---------- Records provided ----------
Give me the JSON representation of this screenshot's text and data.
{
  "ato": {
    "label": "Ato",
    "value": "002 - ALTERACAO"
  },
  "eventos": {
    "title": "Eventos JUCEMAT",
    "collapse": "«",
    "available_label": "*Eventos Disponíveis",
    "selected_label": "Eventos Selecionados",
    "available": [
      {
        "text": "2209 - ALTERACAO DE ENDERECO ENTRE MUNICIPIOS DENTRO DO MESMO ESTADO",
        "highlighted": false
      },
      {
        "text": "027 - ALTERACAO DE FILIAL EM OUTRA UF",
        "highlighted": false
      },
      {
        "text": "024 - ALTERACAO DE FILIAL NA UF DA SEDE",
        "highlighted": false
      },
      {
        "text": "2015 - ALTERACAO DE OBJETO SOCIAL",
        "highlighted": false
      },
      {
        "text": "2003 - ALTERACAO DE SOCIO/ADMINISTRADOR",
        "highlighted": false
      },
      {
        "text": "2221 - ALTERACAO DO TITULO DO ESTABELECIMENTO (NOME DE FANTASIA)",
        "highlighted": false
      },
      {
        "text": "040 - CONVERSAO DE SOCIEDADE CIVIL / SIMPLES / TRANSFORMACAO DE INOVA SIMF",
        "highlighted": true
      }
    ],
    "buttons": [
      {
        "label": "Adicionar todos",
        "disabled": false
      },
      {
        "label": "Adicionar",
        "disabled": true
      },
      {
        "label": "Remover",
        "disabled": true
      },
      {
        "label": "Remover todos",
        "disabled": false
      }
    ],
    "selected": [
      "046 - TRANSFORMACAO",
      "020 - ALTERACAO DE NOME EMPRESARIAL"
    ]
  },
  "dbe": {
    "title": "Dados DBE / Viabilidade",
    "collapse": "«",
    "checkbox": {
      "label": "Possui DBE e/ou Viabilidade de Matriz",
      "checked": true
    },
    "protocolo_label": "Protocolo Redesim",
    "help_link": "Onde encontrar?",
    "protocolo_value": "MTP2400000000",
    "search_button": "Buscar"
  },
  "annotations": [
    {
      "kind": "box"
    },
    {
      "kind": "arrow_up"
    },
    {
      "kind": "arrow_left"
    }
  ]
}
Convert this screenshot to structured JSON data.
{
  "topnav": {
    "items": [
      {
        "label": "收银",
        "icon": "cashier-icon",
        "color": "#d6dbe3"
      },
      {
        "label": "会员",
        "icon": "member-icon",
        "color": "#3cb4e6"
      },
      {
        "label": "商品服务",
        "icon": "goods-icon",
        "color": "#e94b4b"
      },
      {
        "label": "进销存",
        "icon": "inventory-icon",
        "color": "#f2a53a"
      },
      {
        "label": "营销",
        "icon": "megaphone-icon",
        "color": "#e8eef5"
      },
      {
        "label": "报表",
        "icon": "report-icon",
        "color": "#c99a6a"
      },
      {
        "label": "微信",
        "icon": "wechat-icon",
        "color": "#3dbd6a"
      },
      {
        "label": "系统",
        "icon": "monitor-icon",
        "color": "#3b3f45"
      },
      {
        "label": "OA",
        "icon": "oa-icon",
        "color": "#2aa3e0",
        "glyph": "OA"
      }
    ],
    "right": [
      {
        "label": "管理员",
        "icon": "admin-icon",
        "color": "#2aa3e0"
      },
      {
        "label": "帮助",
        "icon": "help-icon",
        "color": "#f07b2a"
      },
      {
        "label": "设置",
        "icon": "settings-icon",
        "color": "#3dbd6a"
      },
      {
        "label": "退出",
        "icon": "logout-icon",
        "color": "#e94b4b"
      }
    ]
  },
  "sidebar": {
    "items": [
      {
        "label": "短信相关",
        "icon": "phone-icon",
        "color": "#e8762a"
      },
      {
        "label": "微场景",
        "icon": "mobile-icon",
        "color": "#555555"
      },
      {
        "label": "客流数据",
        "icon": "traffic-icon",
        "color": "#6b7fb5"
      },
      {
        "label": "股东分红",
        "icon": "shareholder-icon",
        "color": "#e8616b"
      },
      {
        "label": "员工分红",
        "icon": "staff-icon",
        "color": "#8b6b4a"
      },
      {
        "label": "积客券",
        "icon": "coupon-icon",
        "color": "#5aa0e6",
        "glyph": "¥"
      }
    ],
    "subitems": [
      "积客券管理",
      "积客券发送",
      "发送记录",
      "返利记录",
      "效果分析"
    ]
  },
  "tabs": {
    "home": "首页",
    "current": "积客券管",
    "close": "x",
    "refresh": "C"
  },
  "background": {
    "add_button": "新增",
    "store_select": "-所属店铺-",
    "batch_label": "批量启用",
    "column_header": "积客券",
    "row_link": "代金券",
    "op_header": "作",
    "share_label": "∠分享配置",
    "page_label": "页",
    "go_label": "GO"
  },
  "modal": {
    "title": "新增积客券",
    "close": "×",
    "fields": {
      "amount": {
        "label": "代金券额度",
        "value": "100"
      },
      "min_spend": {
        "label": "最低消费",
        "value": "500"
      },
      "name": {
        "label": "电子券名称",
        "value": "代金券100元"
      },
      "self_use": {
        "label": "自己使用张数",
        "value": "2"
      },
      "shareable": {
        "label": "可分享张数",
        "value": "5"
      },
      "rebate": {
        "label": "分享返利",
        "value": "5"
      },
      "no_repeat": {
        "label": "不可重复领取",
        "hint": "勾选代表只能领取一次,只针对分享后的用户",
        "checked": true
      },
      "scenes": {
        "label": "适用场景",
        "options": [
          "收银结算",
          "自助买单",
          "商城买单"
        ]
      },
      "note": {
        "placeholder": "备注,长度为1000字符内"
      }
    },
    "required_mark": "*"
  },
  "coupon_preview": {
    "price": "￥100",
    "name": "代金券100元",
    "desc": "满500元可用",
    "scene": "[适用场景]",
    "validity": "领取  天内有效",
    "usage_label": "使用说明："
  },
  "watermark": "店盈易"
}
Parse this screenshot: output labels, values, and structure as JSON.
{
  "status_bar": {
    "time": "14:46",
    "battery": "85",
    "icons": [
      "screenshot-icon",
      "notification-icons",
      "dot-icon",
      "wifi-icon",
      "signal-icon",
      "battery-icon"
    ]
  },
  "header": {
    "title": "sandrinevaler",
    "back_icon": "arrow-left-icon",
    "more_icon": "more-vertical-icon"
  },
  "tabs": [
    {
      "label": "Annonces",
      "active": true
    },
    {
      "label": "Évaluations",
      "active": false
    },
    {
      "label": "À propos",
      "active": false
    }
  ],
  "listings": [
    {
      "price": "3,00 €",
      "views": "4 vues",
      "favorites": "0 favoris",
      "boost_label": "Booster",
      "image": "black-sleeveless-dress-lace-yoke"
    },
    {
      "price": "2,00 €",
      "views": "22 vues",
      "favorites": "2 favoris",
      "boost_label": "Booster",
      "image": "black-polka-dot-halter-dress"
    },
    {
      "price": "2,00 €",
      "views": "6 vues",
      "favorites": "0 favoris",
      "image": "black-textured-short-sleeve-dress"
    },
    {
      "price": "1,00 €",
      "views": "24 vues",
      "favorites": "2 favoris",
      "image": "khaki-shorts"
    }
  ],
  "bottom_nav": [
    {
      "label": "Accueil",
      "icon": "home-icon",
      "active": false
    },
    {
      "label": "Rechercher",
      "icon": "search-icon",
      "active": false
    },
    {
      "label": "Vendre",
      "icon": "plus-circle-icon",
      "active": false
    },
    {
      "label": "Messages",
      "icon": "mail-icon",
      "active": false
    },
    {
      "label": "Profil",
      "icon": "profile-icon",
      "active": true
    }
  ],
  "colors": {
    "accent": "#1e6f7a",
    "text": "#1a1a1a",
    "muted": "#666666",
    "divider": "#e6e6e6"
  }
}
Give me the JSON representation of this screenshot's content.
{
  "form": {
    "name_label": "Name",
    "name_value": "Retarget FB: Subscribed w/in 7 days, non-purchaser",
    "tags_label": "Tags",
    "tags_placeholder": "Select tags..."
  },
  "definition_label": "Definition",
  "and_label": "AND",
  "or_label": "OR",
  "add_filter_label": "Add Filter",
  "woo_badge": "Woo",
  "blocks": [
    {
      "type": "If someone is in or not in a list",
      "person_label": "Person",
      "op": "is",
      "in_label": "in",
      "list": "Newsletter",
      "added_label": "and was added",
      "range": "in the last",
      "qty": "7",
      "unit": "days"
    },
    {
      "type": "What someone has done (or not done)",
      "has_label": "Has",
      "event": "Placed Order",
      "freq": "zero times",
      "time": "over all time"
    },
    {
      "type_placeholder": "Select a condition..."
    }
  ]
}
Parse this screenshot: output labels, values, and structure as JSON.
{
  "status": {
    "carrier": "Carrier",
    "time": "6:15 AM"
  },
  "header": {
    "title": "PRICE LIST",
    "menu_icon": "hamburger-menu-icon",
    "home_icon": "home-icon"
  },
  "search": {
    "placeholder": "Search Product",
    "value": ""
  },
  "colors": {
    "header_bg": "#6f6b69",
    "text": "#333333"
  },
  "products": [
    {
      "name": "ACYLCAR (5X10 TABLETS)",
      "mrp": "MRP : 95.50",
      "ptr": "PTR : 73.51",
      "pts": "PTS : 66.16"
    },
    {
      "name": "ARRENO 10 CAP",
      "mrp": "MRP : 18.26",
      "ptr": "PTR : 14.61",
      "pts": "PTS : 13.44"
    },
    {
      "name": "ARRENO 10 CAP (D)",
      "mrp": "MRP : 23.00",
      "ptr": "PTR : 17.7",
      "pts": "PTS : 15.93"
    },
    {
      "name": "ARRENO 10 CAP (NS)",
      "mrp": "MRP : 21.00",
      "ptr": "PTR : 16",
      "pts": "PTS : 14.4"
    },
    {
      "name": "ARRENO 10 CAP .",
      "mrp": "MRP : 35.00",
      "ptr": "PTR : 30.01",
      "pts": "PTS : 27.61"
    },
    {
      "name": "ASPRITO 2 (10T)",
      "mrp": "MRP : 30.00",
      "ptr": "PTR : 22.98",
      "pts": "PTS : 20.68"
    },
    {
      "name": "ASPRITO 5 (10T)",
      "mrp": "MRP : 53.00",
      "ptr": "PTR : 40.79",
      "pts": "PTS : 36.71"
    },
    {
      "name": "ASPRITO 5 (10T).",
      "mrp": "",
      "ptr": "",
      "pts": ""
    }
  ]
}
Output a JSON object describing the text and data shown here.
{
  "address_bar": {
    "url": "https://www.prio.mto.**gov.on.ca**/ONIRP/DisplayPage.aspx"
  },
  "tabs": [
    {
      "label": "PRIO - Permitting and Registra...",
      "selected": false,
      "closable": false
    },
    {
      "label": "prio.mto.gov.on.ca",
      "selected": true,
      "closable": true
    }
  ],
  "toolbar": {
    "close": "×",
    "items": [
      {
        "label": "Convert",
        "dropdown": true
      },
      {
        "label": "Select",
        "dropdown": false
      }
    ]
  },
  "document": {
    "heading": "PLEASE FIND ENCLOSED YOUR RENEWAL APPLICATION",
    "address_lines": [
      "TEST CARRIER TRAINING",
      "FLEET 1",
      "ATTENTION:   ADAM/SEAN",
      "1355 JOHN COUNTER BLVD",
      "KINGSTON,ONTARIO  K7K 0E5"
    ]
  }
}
----------
Short task: Show all lines above holding "kind".

Task answer:
      "kind": "box"
      "kind": "arrow_up"
      "kind": "arrow_left"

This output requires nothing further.